**TASK DESCRIPTION:** Extract all lines containing "spin".

**EXCERPTED DATA:**
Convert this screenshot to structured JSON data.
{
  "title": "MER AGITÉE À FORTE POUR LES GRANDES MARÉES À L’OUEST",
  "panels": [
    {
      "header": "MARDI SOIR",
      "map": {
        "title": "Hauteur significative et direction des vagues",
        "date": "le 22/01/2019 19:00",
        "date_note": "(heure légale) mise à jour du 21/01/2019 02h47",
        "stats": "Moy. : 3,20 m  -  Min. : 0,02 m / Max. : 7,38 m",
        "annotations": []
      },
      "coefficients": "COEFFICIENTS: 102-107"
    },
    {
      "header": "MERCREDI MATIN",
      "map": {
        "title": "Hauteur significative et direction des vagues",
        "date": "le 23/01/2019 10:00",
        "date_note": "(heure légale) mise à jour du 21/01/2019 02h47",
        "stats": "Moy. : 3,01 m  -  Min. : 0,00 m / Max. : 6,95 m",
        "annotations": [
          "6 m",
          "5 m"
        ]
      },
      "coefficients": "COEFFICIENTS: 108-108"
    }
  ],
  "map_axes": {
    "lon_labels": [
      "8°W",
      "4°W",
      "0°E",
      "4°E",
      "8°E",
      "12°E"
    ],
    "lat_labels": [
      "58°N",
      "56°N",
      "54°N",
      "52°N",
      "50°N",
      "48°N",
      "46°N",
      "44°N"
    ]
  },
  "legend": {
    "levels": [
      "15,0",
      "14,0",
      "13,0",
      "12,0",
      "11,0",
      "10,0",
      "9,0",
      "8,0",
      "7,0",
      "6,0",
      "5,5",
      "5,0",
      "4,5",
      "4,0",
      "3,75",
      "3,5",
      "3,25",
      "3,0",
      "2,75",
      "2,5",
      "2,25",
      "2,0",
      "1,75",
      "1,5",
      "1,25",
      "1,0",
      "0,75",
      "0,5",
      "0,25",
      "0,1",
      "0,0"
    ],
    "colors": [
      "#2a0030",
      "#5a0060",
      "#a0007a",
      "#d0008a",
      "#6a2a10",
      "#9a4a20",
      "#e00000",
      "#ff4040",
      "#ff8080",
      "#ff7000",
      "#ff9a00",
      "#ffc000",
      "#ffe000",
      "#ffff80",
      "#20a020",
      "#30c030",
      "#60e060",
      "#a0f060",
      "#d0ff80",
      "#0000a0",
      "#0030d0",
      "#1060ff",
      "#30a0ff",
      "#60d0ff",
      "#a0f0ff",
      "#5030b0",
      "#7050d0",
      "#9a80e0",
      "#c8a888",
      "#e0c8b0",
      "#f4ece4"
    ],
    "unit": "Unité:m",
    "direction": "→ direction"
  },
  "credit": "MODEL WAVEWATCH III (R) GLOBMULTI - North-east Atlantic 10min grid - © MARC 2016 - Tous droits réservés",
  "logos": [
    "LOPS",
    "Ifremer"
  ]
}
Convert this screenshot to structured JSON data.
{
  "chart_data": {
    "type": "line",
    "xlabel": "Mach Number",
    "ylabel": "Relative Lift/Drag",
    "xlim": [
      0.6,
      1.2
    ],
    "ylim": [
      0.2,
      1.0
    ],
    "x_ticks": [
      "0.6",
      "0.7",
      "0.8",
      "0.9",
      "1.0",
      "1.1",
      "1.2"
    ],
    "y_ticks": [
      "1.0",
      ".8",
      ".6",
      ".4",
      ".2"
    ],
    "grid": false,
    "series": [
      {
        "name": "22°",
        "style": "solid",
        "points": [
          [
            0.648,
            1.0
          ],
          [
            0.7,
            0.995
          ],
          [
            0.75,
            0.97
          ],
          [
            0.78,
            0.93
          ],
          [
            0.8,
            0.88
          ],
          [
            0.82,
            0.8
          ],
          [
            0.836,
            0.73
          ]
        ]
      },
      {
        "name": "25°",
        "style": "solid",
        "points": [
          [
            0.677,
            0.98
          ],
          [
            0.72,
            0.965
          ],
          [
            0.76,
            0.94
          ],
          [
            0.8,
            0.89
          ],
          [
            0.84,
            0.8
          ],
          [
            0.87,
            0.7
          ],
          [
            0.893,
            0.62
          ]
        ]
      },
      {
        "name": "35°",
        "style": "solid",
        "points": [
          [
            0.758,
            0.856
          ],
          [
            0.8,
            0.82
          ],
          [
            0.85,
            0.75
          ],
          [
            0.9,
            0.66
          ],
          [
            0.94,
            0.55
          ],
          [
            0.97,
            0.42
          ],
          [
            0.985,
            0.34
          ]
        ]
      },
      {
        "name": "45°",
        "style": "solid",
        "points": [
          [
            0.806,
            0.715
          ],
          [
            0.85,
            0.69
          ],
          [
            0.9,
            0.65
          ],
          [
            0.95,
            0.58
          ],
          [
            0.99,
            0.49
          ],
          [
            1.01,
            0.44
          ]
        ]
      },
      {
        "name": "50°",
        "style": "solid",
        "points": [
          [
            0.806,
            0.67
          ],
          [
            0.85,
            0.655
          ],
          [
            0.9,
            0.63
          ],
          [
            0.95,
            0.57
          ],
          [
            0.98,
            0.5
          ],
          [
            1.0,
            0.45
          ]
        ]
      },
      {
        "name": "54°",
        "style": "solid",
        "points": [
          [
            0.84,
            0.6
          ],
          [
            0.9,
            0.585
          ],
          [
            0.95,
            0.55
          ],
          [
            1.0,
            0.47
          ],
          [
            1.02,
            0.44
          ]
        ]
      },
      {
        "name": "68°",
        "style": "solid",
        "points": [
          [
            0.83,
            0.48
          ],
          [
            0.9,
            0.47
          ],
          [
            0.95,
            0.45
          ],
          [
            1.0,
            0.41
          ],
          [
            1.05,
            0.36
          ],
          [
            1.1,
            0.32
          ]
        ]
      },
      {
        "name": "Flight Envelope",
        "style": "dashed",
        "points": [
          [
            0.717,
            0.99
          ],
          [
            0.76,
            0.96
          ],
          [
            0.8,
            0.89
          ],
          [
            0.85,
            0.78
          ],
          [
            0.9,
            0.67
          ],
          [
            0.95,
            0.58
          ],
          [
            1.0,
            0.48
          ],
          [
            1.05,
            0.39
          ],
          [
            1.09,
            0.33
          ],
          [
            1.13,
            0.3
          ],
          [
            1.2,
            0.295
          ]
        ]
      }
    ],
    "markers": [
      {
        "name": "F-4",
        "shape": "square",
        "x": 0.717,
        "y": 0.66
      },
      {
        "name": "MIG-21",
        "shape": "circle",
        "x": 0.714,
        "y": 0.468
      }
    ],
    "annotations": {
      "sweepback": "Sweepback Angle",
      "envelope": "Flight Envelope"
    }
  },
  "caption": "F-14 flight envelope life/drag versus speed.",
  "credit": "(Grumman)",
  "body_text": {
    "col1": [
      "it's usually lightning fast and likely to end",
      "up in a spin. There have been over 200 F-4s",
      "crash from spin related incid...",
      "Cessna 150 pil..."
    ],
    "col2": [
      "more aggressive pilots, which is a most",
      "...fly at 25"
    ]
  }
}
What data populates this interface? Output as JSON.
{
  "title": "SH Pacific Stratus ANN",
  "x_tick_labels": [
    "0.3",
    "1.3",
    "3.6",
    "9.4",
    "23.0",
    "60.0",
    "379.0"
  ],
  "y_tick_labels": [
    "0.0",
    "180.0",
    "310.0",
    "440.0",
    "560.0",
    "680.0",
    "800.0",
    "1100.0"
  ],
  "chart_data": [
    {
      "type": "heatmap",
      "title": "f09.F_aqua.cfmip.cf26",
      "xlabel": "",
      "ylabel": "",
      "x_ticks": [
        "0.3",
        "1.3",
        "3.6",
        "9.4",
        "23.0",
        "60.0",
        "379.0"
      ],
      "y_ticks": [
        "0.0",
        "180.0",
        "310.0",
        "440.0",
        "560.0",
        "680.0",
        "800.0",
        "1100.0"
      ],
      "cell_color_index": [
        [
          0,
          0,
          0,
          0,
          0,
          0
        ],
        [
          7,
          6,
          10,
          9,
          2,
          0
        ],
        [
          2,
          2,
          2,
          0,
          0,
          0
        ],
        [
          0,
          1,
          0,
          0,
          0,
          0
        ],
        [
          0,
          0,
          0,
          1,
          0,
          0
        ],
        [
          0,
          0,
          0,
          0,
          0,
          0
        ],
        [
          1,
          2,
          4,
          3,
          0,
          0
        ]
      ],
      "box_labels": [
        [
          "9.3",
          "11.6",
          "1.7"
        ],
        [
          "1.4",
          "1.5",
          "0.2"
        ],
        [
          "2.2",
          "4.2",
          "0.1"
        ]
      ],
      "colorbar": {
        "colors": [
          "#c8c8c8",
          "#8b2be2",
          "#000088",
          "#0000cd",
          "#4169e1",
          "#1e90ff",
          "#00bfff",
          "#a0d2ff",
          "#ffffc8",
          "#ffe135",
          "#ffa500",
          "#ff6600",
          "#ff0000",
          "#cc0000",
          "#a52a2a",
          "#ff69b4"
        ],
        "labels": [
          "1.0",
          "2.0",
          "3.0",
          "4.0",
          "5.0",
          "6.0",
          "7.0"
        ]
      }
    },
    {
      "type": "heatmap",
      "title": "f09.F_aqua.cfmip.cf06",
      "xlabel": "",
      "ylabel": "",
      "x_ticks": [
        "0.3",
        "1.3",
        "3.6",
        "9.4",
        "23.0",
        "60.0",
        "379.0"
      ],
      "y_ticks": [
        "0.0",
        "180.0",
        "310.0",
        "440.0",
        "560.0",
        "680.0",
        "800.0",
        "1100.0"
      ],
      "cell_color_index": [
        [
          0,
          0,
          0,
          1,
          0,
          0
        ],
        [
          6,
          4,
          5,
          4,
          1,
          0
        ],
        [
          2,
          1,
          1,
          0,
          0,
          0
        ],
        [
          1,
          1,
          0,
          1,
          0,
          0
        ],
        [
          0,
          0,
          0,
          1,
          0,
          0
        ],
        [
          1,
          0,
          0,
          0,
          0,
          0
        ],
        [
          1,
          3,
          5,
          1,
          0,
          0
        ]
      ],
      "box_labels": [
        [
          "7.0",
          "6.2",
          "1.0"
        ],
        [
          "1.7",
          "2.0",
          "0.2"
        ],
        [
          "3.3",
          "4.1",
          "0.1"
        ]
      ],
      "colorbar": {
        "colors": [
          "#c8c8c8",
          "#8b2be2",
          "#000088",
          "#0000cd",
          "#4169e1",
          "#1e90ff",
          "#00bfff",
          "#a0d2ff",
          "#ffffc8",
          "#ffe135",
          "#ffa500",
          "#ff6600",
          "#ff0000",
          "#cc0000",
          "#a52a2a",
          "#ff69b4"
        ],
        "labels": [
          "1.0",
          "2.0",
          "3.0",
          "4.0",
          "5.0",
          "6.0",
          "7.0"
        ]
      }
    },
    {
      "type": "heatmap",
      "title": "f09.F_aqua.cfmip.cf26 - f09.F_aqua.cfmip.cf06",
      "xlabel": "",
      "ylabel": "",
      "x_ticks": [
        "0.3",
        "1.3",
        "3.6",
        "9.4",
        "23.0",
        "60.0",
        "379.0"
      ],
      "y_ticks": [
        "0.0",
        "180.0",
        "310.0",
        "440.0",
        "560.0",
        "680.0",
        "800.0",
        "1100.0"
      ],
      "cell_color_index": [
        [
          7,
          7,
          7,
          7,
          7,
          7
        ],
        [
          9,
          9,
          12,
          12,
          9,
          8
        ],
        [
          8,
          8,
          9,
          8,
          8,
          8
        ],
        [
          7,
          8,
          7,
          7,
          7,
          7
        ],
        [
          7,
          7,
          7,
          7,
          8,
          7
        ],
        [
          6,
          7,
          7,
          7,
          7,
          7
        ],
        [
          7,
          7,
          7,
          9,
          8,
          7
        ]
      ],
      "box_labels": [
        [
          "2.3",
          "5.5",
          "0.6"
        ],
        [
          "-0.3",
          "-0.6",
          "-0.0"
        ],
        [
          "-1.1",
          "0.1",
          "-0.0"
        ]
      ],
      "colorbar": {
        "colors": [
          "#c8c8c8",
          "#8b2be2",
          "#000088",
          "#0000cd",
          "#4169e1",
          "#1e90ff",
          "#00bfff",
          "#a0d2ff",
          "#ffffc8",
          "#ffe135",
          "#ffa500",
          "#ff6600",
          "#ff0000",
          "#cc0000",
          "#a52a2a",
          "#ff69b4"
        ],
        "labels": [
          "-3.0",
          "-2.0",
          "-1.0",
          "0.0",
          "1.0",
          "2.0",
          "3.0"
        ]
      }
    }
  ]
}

**FINISHED TASK:**
      "up in a spin. There have been over 200 F-4s",
      "crash from spin related incid...",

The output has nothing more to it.